> **Recorded data**
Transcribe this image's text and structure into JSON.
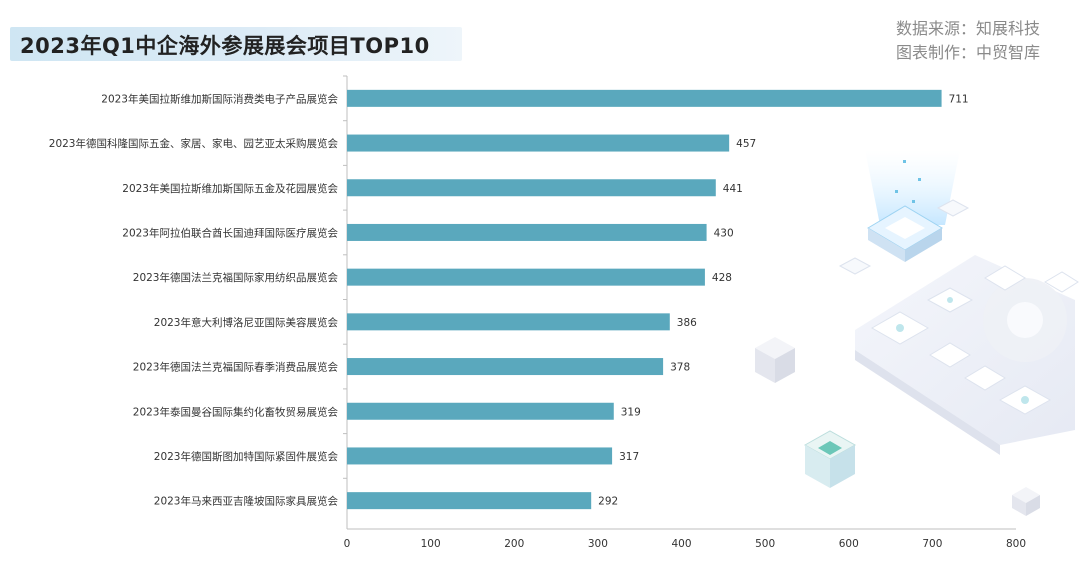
{
  "header": {
    "title": "2023年Q1中企海外参展展会项目TOP10",
    "source_line1": "数据来源：知展科技",
    "source_line2": "图表制作：中贸智库"
  },
  "colors": {
    "bar": "#5aa8bd",
    "axis": "#bfbfbf",
    "text": "#333333"
  },
  "chart_data": {
    "type": "bar",
    "orientation": "horizontal",
    "title": "2023年Q1中企海外参展展会项目TOP10",
    "categories": [
      "2023年美国拉斯维加斯国际消费类电子产品展览会",
      "2023年德国科隆国际五金、家居、家电、园艺亚太采购展览会",
      "2023年美国拉斯维加斯国际五金及花园展览会",
      "2023年阿拉伯联合酋长国迪拜国际医疗展览会",
      "2023年德国法兰克福国际家用纺织品展览会",
      "2023年意大利博洛尼亚国际美容展览会",
      "2023年德国法兰克福国际春季消费品展览会",
      "2023年泰国曼谷国际集约化畜牧贸易展览会",
      "2023年德国斯图加特国际紧固件展览会",
      "2023年马来西亚吉隆坡国际家具展览会"
    ],
    "values": [
      711,
      457,
      441,
      430,
      428,
      386,
      378,
      319,
      317,
      292
    ],
    "xlim": [
      0,
      800
    ],
    "xticks": [
      0,
      100,
      200,
      300,
      400,
      500,
      600,
      700,
      800
    ],
    "grid": false,
    "legend": "none"
  }
}
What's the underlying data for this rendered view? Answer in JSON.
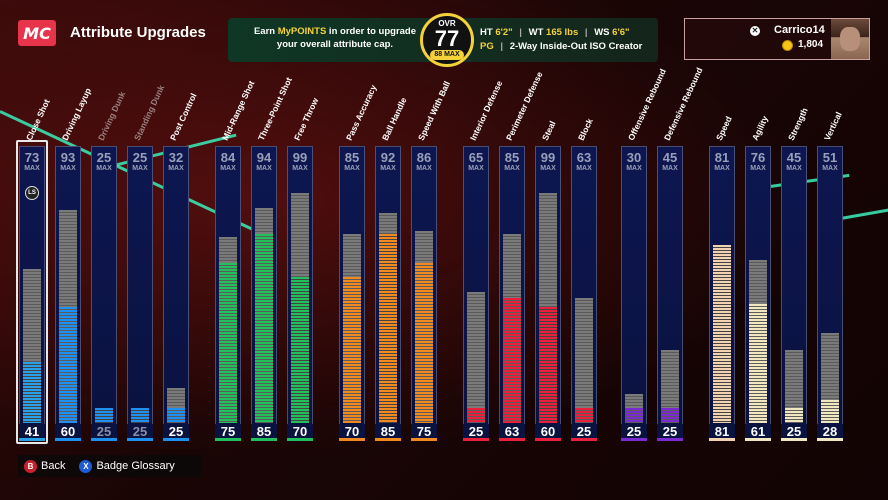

> **Problem to solve**
Make an exact copy of the whole listing, but don't bring over any pictures.

> **Answer**
Transcribe this image's text and structure into JSON.
{
  "header": {
    "title": "2023年Q1中企海外参展展会项目TOP10",
    "source_line1": "数据来源：知展科技",
    "source_line2": "图表制作：中贸智库"
  },
  "colors": {
    "bar": "#5aa8bd",
    "axis": "#bfbfbf",
    "text": "#333333"
  },
  "chart_data": {
    "type": "bar",
    "orientation": "horizontal",
    "title": "2023年Q1中企海外参展展会项目TOP10",
    "categories": [
      "2023年美国拉斯维加斯国际消费类电子产品展览会",
      "2023年德国科隆国际五金、家居、家电、园艺亚太采购展览会",
      "2023年美国拉斯维加斯国际五金及花园展览会",
      "2023年阿拉伯联合酋长国迪拜国际医疗展览会",
      "2023年德国法兰克福国际家用纺织品展览会",
      "2023年意大利博洛尼亚国际美容展览会",
      "2023年德国法兰克福国际春季消费品展览会",
      "2023年泰国曼谷国际集约化畜牧贸易展览会",
      "2023年德国斯图加特国际紧固件展览会",
      "2023年马来西亚吉隆坡国际家具展览会"
    ],
    "values": [
      711,
      457,
      441,
      430,
      428,
      386,
      378,
      319,
      317,
      292
    ],
    "xlim": [
      0,
      800
    ],
    "xticks": [
      0,
      100,
      200,
      300,
      400,
      500,
      600,
      700,
      800
    ],
    "grid": false,
    "legend": "none"
  }
}
What's the underlying data for this rendered view? Answer in JSON.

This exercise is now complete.